■ Task goal
Filter this material down to the lines that hold "Unreal", copying each one.

----------

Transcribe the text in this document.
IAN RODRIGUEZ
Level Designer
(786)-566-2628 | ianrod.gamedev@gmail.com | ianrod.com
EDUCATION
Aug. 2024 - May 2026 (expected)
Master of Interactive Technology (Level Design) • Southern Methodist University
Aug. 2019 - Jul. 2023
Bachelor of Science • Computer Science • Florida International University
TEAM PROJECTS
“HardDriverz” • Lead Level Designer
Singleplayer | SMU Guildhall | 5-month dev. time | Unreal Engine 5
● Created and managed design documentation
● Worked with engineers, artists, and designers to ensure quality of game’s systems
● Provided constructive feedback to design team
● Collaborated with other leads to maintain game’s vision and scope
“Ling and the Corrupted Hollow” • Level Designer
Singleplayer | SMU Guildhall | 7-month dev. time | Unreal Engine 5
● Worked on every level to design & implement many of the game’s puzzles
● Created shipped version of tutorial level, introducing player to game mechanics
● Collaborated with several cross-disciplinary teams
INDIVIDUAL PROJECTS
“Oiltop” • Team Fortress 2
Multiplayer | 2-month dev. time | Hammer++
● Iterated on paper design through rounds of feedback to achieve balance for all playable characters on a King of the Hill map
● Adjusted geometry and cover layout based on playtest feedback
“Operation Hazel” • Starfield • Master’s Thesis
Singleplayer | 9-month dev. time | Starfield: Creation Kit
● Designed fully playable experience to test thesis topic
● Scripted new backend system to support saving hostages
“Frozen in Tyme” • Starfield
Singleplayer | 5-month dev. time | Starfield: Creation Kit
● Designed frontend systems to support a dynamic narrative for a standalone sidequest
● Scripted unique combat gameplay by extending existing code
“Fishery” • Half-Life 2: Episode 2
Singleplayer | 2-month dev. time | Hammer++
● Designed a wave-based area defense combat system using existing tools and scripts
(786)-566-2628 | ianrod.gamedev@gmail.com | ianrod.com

----------

■ Task solution
Singleplayer | SMU Guildhall | 5-month dev. time | Unreal Engine 5
Singleplayer | SMU Guildhall | 7-month dev. time | Unreal Engine 5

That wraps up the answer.